### WHAT YOU WILL DO
Repeat every line of the listing below exactly, minus the pictures.

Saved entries
--

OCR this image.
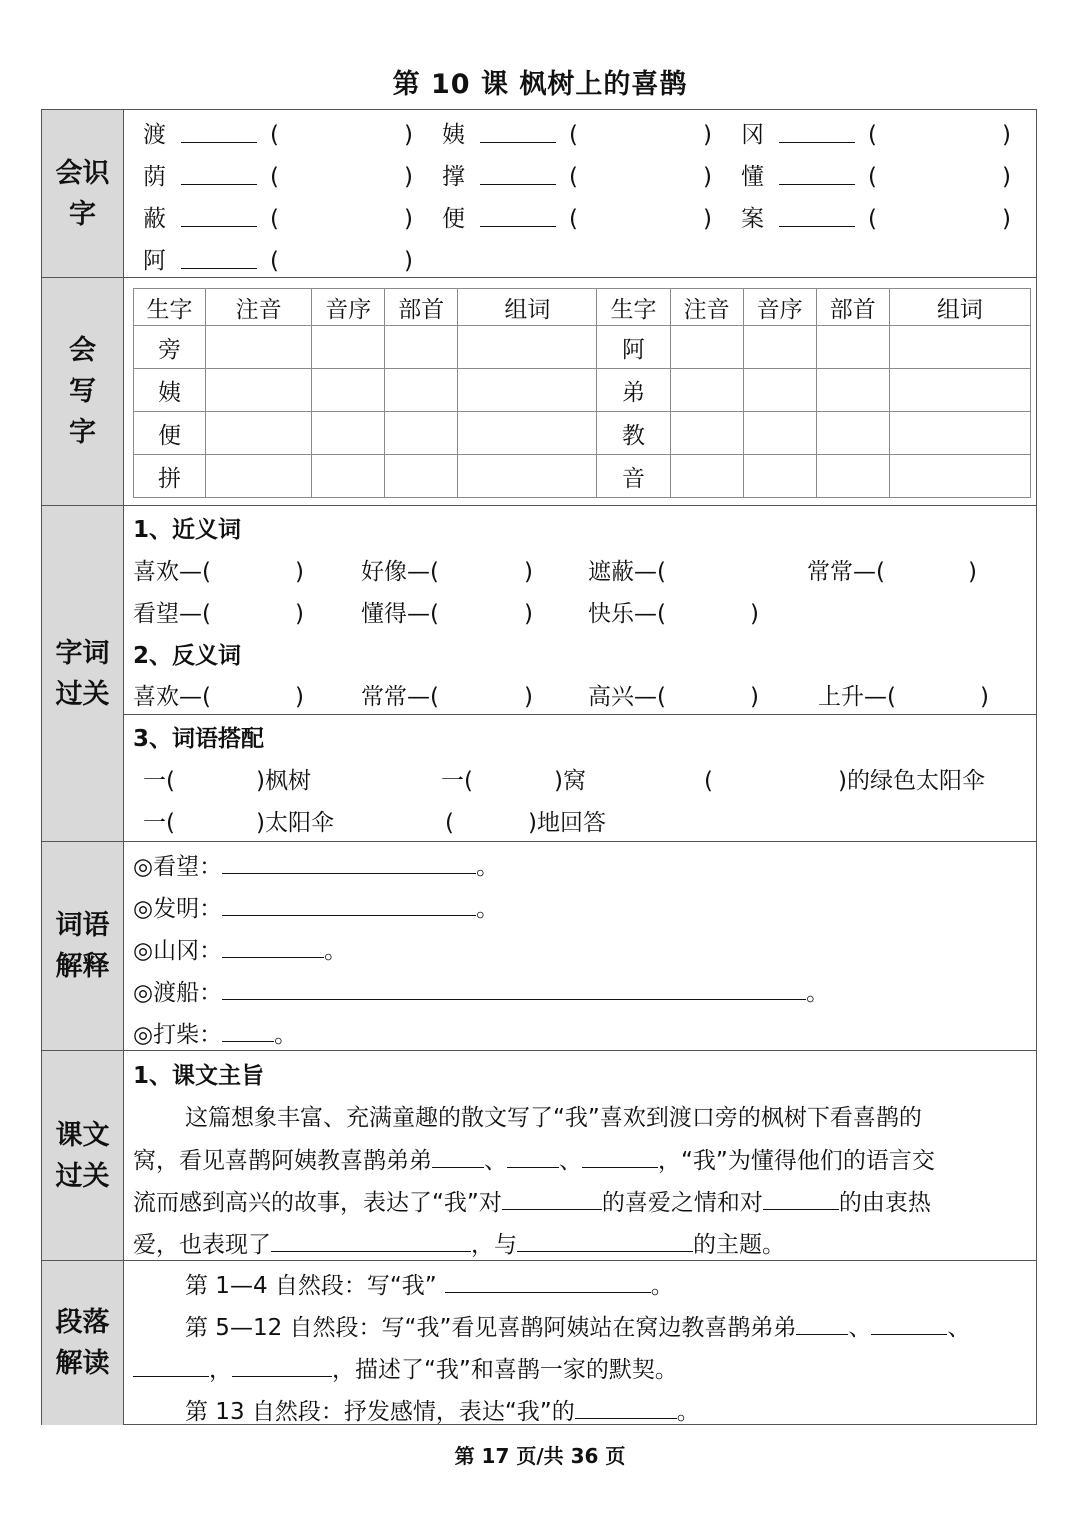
第 10 课 枫树上的喜鹊
会识
字
渡	(	) 姨	(	) 冈	(	)
荫	(	) 撑	(	) 懂	(	)
蔽	(	) 便	(	) 案	(	)
阿	(	)
会
写
字
生字	注音	音序	部首	组词	生字	注音	音序	部首	组词
旁					阿				
姨					弟				
便					教				
拼					音				
字词
过关
1、近义词
喜欢—(	) 好像—(	) 遮蔽—(	常常—(	)
看望—(	) 懂得—(	) 快乐—(	)
2、反义词
喜欢—(	) 常常—(	) 高兴—(	)	上升—(	)
3、词语搭配
一(	)枫树	一(	)窝	(	)的绿色太阳伞
一(	)太阳伞	(	)地回答
词语
解释
◎看望：	。
◎发明：	。
◎山冈：	。
◎渡船：	。
◎打柴： 。
课文
过关
1、课文主旨
这篇想象丰富、充满童趣的散文写了“我”喜欢到渡口旁的枫树下看喜鹊的
窝，看见喜鹊阿姨教喜鹊弟弟 、 、	，“我”为懂得他们的语言交
流而感到高兴的故事，表达了“我”对	的喜爱之情和对	的由衷热
爱，也表现了	，与	的主题。
段落
解读
第 1—4 自然段：写“我”	。
第 5—12 自然段：写“我”看见喜鹊阿姨站在窝边教喜鹊弟弟 、	、
，	，描述了“我”和喜鹊一家的默契。
第 13 自然段：抒发感情，表达“我”的	。
第 17 页/共 36 页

--

### THE COMPLETED TASK
OCR this image.
第 10 课 枫树上的喜鹊
会识
字
渡	(	) 姨	(	) 冈	(	)
荫	(	) 撑	(	) 懂	(	)
蔽	(	) 便	(	) 案	(	)
阿	(	)
会
写
字
生字	注音	音序	部首	组词	生字	注音	音序	部首	组词
旁					阿				
姨					弟				
便					教				
拼					音				
字词
过关
1、近义词
喜欢—(	) 好像—(	) 遮蔽—(	常常—(	)
看望—(	) 懂得—(	) 快乐—(	)
2、反义词
喜欢—(	) 常常—(	) 高兴—(	)	上升—(	)
3、词语搭配
一(	)枫树	一(	)窝	(	)的绿色太阳伞
一(	)太阳伞	(	)地回答
词语
解释
◎看望：	。
◎发明：	。
◎山冈：	。
◎渡船：	。
◎打柴： 。
课文
过关
1、课文主旨
这篇想象丰富、充满童趣的散文写了“我”喜欢到渡口旁的枫树下看喜鹊的
窝，看见喜鹊阿姨教喜鹊弟弟 、 、	，“我”为懂得他们的语言交
流而感到高兴的故事，表达了“我”对	的喜爱之情和对	的由衷热
爱，也表现了	，与	的主题。
段落
解读
第 1—4 自然段：写“我”	。
第 5—12 自然段：写“我”看见喜鹊阿姨站在窝边教喜鹊弟弟 、	、
，	，描述了“我”和喜鹊一家的默契。
第 13 自然段：抒发感情，表达“我”的	。
第 17 页/共 36 页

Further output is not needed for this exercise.